§ WHAT IS EXPECTED: Leave out the pictures and reproduce all of the data exactly.

(Recorded data)
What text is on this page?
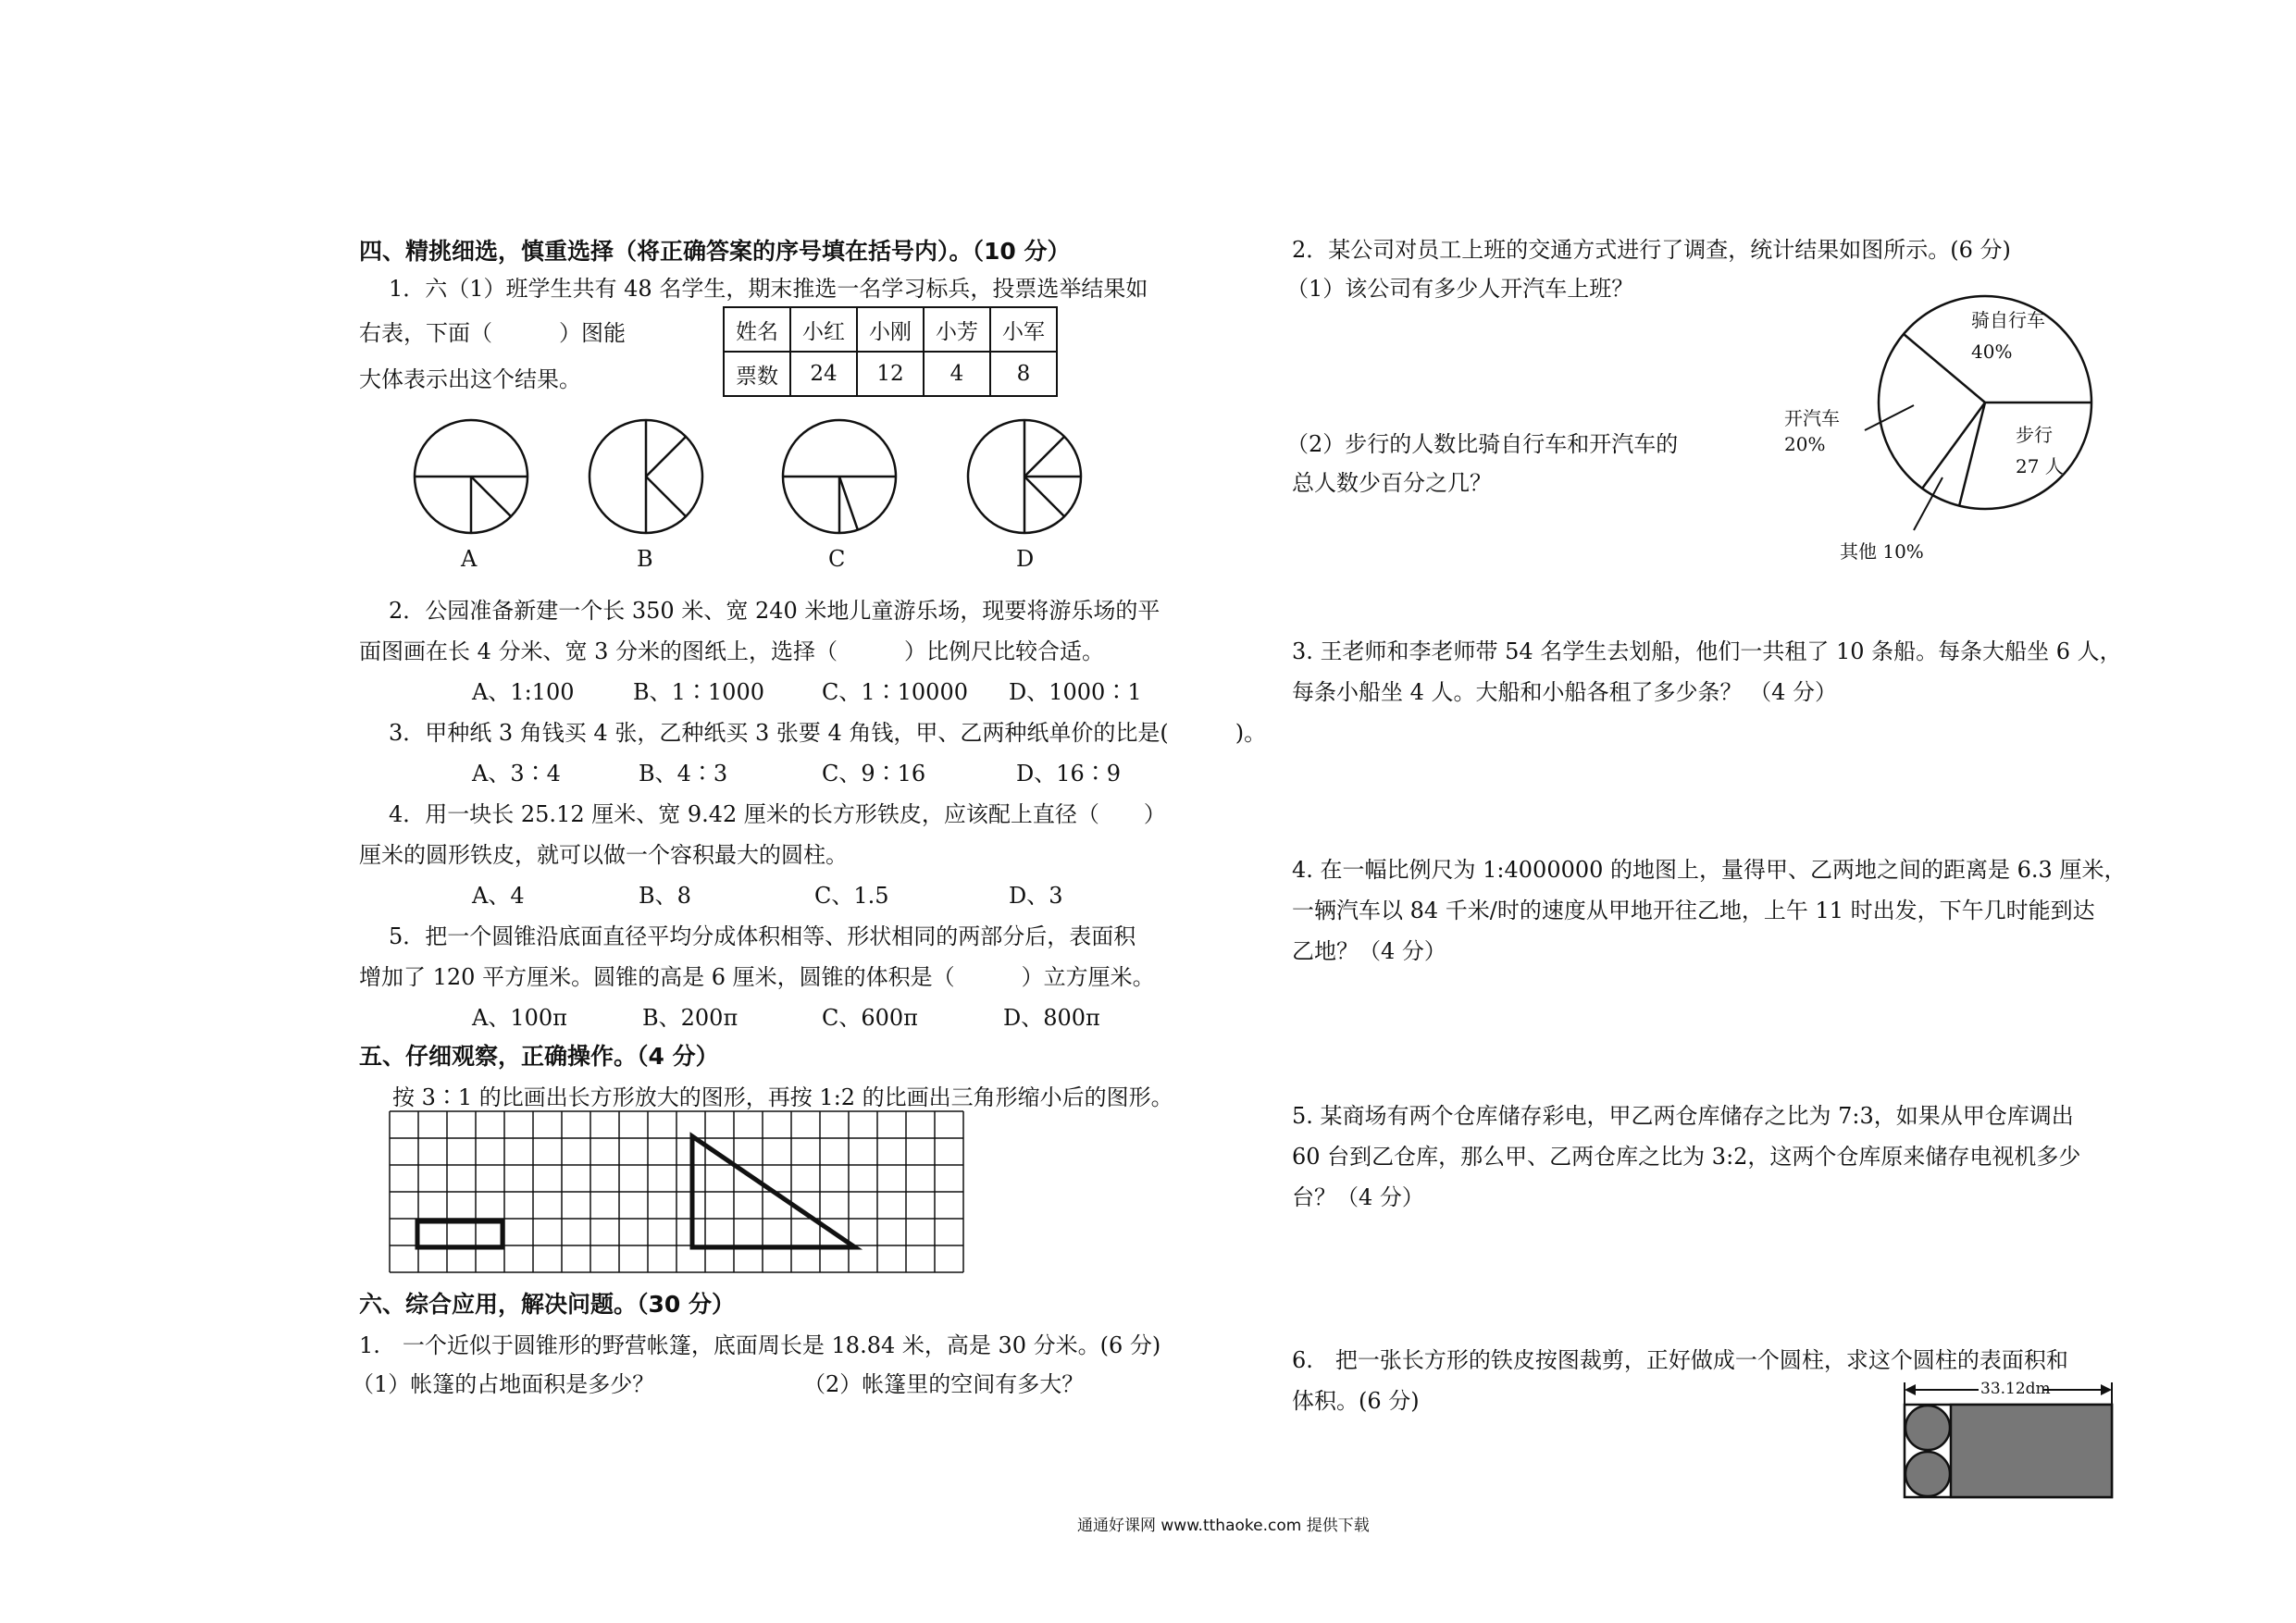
四、精挑细选，慎重选择（将正确答案的序号填在括号内）。（10 分）
1．六（1）班学生共有 48 名学生，期末推选一名学习标兵，投票选举结果如
右表，下面（　　　）图能
大体表示出这个结果。
姓名	小红	小刚	小芳	小军
票数	24	12	4	8
A	B	C	D
2．公园准备新建一个长 350 米、宽 240 米地儿童游乐场，现要将游乐场的平
面图画在长 4 分米、宽 3 分米的图纸上，选择（　　　）比例尺比较合适。
A、1:100	B、1∶1000	C、1∶10000 D、1000∶1
3．甲种纸 3 角钱买 4 张，乙种纸买 3 张要 4 角钱，甲、乙两种纸单价的比是(　　　)。
A、3∶4	B、4∶3	C、9∶16	D、16∶9
4．用一块长 25.12 厘米、宽 9.42 厘米的长方形铁皮，应该配上直径（　　）
厘米的圆形铁皮，就可以做一个容积最大的圆柱。
A、4	B、8	C、1.5	D、3
5．把一个圆锥沿底面直径平均分成体积相等、形状相同的两部分后，表面积
增加了 120 平方厘米。圆锥的高是 6 厘米，圆锥的体积是（　　　）立方厘米。
A、100π	B、200π	C、600π	D、800π
五、仔细观察，正确操作。（4 分）
按 3∶1 的比画出长方形放大的图形，再按 1:2 的比画出三角形缩小后的图形。
六、综合应用，解决问题。（30 分）
1.　一个近似于圆锥形的野营帐篷，底面周长是 18.84 米，高是 30 分米。(6 分)
（1）帐篷的占地面积是多少？	（2）帐篷里的空间有多大？
2．某公司对员工上班的交通方式进行了调查，统计结果如图所示。(6 分)
（1）该公司有多少人开汽车上班？
（2）步行的人数比骑自行车和开汽车的
总人数少百分之几？
骑自行车
40%
开汽车
20%	步行
27 人
其他 10%
3. 王老师和李老师带 54 名学生去划船，他们一共租了 10 条船。每条大船坐 6 人，
每条小船坐 4 人。大船和小船各租了多少条？ （4 分）
4. 在一幅比例尺为 1:4000000 的地图上，量得甲、乙两地之间的距离是 6.3 厘米，
一辆汽车以 84 千米/时的速度从甲地开往乙地，上午 11 时出发，下午几时能到达
乙地？（4 分）
5. 某商场有两个仓库储存彩电，甲乙两仓库储存之比为 7:3，如果从甲仓库调出
60 台到乙仓库，那么甲、乙两仓库之比为 3:2，这两个仓库原来储存电视机多少
台？（4 分）
6.　把一张长方形的铁皮按图裁剪，正好做成一个圆柱，求这个圆柱的表面积和
体积。(6 分)	33.12dm
通通好课网 www.tthaoke.com 提供下载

§ RIGHT ANSWER:
What text is on this page?
四、精挑细选，慎重选择（将正确答案的序号填在括号内）。（10 分）
1．六（1）班学生共有 48 名学生，期末推选一名学习标兵，投票选举结果如
右表，下面（　　　）图能
大体表示出这个结果。
姓名	小红	小刚	小芳	小军
票数	24	12	4	8
A	B	C	D
2．公园准备新建一个长 350 米、宽 240 米地儿童游乐场，现要将游乐场的平
面图画在长 4 分米、宽 3 分米的图纸上，选择（　　　）比例尺比较合适。
A、1:100	B、1∶1000	C、1∶10000 D、1000∶1
3．甲种纸 3 角钱买 4 张，乙种纸买 3 张要 4 角钱，甲、乙两种纸单价的比是(　　　)。
A、3∶4	B、4∶3	C、9∶16	D、16∶9
4．用一块长 25.12 厘米、宽 9.42 厘米的长方形铁皮，应该配上直径（　　）
厘米的圆形铁皮，就可以做一个容积最大的圆柱。
A、4	B、8	C、1.5	D、3
5．把一个圆锥沿底面直径平均分成体积相等、形状相同的两部分后，表面积
增加了 120 平方厘米。圆锥的高是 6 厘米，圆锥的体积是（　　　）立方厘米。
A、100π	B、200π	C、600π	D、800π
五、仔细观察，正确操作。（4 分）
按 3∶1 的比画出长方形放大的图形，再按 1:2 的比画出三角形缩小后的图形。
六、综合应用，解决问题。（30 分）
1.　一个近似于圆锥形的野营帐篷，底面周长是 18.84 米，高是 30 分米。(6 分)
（1）帐篷的占地面积是多少？	（2）帐篷里的空间有多大？
2．某公司对员工上班的交通方式进行了调查，统计结果如图所示。(6 分)
（1）该公司有多少人开汽车上班？
（2）步行的人数比骑自行车和开汽车的
总人数少百分之几？
骑自行车
40%
开汽车
20%	步行
27 人
其他 10%
3. 王老师和李老师带 54 名学生去划船，他们一共租了 10 条船。每条大船坐 6 人，
每条小船坐 4 人。大船和小船各租了多少条？ （4 分）
4. 在一幅比例尺为 1:4000000 的地图上，量得甲、乙两地之间的距离是 6.3 厘米，
一辆汽车以 84 千米/时的速度从甲地开往乙地，上午 11 时出发，下午几时能到达
乙地？（4 分）
5. 某商场有两个仓库储存彩电，甲乙两仓库储存之比为 7:3，如果从甲仓库调出
60 台到乙仓库，那么甲、乙两仓库之比为 3:2，这两个仓库原来储存电视机多少
台？（4 分）
6.　把一张长方形的铁皮按图裁剪，正好做成一个圆柱，求这个圆柱的表面积和
体积。(6 分)	33.12dm
通通好课网 www.tthaoke.com 提供下载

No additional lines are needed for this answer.